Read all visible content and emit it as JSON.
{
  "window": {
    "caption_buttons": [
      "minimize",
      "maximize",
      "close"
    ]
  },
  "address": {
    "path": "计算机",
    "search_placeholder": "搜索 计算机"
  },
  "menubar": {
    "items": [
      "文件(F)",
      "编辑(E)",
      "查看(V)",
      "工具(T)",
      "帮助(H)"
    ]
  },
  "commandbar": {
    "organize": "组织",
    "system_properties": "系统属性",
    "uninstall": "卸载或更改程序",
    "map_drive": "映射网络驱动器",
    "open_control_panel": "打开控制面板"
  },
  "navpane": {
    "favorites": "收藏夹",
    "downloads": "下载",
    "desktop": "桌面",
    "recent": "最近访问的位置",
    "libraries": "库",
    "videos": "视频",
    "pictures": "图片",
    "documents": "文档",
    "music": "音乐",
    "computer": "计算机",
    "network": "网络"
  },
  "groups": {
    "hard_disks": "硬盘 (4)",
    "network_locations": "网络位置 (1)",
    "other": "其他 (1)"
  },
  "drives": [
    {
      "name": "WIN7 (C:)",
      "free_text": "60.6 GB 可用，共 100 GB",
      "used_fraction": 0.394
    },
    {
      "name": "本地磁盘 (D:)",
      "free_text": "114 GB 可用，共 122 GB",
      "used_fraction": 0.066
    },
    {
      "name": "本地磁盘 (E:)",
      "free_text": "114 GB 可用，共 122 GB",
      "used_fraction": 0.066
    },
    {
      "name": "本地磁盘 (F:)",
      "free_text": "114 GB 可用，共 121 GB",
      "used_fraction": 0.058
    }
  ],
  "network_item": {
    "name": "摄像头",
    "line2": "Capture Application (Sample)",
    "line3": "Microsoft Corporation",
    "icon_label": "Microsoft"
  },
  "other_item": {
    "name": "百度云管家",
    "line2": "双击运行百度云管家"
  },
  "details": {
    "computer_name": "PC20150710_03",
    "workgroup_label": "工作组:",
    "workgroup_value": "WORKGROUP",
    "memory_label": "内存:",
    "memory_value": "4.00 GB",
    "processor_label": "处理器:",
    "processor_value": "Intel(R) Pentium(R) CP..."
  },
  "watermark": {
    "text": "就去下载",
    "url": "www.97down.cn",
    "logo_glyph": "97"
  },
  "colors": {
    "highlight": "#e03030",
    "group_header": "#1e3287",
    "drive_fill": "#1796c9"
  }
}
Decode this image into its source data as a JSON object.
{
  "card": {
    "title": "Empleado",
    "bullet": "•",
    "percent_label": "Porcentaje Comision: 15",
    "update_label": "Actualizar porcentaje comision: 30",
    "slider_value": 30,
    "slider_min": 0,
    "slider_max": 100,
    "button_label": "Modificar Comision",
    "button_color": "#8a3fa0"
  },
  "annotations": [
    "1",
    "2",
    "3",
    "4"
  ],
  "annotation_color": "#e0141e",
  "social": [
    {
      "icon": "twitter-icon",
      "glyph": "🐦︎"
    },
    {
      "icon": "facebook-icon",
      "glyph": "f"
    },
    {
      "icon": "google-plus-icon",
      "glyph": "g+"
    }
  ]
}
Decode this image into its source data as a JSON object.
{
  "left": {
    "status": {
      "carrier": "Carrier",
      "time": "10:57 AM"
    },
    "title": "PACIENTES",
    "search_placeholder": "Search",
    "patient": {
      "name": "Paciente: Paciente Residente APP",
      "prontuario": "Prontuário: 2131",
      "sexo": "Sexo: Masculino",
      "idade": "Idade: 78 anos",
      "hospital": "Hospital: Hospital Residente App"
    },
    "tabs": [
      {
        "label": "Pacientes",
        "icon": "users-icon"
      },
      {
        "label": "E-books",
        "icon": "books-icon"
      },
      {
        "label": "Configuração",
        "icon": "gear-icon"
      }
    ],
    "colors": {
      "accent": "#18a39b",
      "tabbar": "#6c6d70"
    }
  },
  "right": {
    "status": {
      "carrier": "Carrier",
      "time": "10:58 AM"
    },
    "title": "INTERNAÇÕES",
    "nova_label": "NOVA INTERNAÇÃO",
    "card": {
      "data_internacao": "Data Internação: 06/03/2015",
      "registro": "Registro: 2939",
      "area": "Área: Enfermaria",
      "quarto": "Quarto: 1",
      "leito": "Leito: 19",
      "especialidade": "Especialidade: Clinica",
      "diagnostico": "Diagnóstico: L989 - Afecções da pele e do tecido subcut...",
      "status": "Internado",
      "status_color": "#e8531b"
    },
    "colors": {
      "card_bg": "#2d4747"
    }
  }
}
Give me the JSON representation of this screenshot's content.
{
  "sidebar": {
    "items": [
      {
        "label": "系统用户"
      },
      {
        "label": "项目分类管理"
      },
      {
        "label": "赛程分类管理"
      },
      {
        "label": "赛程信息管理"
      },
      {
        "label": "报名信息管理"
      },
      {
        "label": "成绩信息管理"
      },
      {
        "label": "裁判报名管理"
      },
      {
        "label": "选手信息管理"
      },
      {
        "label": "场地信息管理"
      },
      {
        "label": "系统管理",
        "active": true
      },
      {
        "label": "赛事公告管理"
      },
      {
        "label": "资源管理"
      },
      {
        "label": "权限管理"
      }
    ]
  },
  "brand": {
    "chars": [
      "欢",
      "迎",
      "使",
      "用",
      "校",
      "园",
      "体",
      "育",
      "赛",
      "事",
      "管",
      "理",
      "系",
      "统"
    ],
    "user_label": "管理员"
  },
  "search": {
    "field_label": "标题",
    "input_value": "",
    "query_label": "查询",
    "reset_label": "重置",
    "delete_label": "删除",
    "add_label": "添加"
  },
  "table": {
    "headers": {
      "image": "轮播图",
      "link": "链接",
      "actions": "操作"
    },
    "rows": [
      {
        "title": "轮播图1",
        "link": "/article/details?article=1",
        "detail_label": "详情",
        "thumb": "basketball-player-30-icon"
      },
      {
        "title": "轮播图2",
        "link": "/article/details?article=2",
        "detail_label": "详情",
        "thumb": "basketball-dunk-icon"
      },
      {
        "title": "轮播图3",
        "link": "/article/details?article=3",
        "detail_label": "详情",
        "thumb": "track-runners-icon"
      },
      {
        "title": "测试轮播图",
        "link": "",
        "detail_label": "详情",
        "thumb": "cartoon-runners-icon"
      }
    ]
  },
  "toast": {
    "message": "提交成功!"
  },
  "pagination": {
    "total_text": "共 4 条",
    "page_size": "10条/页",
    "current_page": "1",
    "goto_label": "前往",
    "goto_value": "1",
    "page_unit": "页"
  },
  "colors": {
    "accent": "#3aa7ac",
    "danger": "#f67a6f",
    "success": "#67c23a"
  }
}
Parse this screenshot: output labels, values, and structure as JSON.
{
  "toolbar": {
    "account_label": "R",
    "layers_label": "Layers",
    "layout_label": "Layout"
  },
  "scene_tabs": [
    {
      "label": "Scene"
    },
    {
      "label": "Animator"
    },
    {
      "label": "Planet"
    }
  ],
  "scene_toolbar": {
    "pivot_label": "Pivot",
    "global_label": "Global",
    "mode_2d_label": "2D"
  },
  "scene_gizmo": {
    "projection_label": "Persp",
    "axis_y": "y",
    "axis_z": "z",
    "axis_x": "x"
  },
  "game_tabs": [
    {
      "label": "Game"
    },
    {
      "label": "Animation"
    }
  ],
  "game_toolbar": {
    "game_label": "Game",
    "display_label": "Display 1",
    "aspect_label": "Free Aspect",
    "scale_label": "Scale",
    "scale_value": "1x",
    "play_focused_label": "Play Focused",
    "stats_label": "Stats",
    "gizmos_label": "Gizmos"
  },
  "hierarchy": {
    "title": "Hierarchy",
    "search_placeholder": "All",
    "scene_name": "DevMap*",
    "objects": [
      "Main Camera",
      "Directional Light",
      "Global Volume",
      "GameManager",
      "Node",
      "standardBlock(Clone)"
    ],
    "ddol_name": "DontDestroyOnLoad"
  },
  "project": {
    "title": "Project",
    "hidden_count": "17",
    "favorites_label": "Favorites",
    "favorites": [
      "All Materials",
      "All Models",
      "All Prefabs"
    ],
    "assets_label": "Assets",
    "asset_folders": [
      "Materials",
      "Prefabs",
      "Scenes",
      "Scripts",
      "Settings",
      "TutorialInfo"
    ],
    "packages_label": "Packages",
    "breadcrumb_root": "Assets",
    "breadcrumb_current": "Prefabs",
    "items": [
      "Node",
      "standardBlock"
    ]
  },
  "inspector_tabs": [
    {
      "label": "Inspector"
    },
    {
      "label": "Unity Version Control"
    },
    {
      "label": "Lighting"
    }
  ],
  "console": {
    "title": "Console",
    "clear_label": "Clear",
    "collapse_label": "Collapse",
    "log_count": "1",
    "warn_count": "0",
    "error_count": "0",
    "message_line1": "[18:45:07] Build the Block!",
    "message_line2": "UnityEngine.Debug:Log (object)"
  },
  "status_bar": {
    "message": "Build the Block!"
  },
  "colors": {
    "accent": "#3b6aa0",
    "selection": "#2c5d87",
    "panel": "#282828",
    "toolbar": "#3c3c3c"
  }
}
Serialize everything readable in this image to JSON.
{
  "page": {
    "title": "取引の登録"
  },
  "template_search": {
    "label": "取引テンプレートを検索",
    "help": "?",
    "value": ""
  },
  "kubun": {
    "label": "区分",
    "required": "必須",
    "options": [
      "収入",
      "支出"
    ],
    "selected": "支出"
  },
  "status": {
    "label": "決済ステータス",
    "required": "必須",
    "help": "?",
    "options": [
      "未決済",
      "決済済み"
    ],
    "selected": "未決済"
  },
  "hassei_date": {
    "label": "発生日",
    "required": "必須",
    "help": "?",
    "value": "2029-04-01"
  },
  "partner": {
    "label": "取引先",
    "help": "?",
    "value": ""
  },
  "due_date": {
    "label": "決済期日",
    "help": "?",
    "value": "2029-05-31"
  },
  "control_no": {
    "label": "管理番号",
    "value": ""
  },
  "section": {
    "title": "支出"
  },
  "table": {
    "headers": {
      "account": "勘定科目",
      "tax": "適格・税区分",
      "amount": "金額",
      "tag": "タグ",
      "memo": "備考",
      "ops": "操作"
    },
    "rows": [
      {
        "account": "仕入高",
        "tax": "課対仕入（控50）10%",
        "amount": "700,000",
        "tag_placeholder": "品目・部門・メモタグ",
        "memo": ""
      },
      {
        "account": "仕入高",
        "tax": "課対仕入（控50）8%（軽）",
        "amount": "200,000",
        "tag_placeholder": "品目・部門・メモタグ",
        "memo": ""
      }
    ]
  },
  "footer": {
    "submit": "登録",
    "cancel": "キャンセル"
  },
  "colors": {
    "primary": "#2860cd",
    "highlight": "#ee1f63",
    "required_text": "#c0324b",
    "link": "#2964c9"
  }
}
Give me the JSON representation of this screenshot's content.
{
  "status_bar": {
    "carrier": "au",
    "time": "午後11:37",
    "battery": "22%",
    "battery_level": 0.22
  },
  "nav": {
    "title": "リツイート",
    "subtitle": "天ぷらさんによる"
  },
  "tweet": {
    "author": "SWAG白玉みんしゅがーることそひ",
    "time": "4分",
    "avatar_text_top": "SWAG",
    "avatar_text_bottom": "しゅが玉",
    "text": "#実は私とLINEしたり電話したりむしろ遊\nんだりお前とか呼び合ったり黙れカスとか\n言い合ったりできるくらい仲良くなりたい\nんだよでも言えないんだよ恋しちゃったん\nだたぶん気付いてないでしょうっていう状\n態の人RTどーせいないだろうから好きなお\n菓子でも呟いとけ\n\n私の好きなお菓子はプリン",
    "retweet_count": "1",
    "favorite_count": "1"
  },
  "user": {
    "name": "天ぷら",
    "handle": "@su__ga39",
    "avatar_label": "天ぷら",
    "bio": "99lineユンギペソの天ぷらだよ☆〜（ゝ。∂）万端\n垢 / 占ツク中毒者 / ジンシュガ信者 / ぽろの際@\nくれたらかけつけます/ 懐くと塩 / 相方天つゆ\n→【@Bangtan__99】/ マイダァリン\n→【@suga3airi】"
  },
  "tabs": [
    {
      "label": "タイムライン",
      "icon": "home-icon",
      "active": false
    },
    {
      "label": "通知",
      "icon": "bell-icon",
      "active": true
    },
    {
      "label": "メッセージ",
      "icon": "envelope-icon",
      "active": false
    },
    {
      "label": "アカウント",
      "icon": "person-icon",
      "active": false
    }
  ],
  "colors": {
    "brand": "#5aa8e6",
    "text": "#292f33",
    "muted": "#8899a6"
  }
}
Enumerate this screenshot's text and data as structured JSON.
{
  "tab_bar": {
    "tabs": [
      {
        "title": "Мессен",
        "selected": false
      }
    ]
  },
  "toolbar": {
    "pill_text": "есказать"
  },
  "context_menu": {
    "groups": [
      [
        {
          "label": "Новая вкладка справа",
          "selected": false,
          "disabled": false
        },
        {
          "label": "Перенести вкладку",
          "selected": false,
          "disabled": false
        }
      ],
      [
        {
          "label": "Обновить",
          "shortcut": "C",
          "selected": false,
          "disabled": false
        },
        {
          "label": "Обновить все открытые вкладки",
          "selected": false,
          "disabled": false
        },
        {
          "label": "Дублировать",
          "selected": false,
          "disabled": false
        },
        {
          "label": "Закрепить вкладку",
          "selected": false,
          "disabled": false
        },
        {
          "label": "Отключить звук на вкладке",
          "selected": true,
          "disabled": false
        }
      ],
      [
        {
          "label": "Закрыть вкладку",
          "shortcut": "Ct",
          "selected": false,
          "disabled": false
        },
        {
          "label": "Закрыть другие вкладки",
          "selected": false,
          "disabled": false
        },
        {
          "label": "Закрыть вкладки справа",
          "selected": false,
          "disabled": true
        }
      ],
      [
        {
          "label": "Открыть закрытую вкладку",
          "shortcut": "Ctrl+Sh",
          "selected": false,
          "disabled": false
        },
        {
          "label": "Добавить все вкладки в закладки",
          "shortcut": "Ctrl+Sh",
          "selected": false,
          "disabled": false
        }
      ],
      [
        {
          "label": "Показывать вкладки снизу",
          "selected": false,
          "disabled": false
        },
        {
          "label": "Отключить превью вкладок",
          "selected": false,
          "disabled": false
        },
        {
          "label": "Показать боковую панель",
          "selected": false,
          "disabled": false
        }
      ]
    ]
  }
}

• _Task description_
From the listing above, copy every line that holds the string "Закрыть".

• _Output for this task_
          "label": "Закрыть вкладку",
          "label": "Закрыть другие вкладки",
          "label": "Закрыть вкладки справа",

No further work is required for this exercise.